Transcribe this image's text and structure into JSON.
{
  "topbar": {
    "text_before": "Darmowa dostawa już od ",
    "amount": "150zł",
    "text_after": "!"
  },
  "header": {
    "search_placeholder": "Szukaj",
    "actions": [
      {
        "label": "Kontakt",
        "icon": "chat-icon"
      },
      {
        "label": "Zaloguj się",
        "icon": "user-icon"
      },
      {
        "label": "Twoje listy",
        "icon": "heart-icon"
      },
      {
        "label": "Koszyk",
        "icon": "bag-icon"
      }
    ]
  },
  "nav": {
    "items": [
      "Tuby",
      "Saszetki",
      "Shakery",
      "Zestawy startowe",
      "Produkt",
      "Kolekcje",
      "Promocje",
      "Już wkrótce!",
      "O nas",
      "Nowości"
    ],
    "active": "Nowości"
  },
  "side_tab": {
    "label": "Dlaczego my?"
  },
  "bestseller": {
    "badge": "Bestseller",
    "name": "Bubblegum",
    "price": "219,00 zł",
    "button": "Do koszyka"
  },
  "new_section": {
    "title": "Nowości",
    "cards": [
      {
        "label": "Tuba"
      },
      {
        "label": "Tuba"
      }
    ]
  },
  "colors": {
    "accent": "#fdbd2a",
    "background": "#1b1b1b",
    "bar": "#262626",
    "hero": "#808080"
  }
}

= = = = =

• **Set task**
Reproduce the material above exactly; please quote every line of it.

• **Response to this exercise**
Transcribe this image's text and structure into JSON.
{
  "topbar": {
    "text_before": "Darmowa dostawa już od ",
    "amount": "150zł",
    "text_after": "!"
  },
  "header": {
    "search_placeholder": "Szukaj",
    "actions": [
      {
        "label": "Kontakt",
        "icon": "chat-icon"
      },
      {
        "label": "Zaloguj się",
        "icon": "user-icon"
      },
      {
        "label": "Twoje listy",
        "icon": "heart-icon"
      },
      {
        "label": "Koszyk",
        "icon": "bag-icon"
      }
    ]
  },
  "nav": {
    "items": [
      "Tuby",
      "Saszetki",
      "Shakery",
      "Zestawy startowe",
      "Produkt",
      "Kolekcje",
      "Promocje",
      "Już wkrótce!",
      "O nas",
      "Nowości"
    ],
    "active": "Nowości"
  },
  "side_tab": {
    "label": "Dlaczego my?"
  },
  "bestseller": {
    "badge": "Bestseller",
    "name": "Bubblegum",
    "price": "219,00 zł",
    "button": "Do koszyka"
  },
  "new_section": {
    "title": "Nowości",
    "cards": [
      {
        "label": "Tuba"
      },
      {
        "label": "Tuba"
      }
    ]
  },
  "colors": {
    "accent": "#fdbd2a",
    "background": "#1b1b1b",
    "bar": "#262626",
    "hero": "#808080"
  }
}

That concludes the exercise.